### EXERCISE:
Provide only the number of lines where "values" occurs.

::: THE DATA

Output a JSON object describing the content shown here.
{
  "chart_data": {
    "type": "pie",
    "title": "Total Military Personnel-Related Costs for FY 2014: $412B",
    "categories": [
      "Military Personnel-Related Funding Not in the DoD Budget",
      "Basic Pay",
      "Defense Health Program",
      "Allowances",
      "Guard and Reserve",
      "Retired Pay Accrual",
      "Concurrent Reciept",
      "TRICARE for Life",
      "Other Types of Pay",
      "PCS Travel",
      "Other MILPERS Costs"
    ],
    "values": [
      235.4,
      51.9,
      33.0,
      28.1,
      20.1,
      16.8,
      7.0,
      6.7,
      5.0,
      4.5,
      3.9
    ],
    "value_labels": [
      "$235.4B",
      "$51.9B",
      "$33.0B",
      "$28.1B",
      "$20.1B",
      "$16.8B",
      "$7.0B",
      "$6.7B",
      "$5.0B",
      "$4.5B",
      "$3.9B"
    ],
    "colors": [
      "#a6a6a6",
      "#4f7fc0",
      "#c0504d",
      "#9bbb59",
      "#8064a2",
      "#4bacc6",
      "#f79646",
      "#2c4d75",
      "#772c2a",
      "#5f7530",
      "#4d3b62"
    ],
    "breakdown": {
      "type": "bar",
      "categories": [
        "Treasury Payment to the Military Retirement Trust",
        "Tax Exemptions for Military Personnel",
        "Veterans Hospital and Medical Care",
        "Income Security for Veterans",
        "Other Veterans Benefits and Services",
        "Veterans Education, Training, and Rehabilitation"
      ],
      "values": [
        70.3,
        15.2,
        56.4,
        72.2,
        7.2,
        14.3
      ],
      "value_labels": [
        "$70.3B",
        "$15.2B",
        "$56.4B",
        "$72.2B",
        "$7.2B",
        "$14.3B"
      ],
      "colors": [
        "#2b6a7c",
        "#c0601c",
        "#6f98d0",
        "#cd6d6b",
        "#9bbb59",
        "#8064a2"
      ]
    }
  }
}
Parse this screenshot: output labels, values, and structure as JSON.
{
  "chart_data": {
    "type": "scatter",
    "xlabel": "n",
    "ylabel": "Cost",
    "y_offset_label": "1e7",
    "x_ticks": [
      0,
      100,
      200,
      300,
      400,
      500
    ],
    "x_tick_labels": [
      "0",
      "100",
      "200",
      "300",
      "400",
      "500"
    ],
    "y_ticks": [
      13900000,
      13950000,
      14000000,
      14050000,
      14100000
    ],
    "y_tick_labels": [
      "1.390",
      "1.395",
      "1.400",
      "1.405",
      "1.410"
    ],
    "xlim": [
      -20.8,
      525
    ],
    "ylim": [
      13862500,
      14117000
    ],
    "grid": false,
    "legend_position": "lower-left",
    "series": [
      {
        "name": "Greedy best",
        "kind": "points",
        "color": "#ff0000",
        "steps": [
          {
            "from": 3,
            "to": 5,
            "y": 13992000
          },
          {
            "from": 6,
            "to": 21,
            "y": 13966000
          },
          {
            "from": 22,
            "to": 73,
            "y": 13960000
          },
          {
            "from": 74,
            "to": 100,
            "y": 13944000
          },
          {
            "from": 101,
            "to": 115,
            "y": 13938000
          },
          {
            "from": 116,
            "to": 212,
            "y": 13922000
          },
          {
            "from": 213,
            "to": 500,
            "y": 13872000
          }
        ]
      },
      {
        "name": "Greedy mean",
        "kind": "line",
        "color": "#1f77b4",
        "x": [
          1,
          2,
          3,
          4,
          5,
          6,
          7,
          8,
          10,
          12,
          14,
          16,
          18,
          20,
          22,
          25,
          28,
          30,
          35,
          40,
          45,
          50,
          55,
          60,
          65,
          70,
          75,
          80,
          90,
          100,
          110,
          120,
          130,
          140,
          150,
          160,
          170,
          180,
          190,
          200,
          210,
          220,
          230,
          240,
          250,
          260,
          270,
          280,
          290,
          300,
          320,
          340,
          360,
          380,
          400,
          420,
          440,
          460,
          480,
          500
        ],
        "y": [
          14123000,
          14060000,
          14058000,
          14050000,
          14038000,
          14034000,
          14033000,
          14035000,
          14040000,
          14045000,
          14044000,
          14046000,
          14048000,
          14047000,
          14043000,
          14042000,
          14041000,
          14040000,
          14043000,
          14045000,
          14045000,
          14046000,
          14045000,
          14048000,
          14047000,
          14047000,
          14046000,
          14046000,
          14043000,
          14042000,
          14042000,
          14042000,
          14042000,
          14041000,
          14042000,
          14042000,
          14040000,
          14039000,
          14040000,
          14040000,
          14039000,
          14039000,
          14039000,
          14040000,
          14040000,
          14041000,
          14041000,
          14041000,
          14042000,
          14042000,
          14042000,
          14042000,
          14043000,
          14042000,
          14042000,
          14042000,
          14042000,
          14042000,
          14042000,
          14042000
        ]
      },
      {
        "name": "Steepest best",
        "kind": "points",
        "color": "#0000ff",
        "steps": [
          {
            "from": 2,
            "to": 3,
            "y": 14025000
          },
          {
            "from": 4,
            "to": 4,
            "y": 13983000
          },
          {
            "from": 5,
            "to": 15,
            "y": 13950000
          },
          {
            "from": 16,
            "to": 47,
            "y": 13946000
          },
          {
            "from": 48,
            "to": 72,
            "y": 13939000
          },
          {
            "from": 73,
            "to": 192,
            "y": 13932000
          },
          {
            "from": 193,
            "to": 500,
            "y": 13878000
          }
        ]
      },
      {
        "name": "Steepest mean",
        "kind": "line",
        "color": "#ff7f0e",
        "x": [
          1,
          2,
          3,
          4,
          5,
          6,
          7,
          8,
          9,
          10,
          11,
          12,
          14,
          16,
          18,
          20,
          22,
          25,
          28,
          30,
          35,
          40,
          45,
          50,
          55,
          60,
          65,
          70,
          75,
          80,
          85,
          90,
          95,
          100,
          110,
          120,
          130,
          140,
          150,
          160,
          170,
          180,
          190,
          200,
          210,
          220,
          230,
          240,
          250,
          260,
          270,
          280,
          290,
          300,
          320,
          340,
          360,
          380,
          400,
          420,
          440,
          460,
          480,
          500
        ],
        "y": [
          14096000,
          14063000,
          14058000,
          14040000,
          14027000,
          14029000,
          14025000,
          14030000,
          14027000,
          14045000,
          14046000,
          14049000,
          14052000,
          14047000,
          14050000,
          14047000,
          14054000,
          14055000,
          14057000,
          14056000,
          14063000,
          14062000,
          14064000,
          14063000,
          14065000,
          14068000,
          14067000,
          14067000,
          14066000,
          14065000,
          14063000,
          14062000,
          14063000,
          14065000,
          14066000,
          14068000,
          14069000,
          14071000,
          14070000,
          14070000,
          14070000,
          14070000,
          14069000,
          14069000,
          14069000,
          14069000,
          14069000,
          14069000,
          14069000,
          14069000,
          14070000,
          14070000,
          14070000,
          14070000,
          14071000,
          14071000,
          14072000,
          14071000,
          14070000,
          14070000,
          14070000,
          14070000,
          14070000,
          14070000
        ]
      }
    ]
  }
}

::::::

### EXERCISE SOLUTION:
3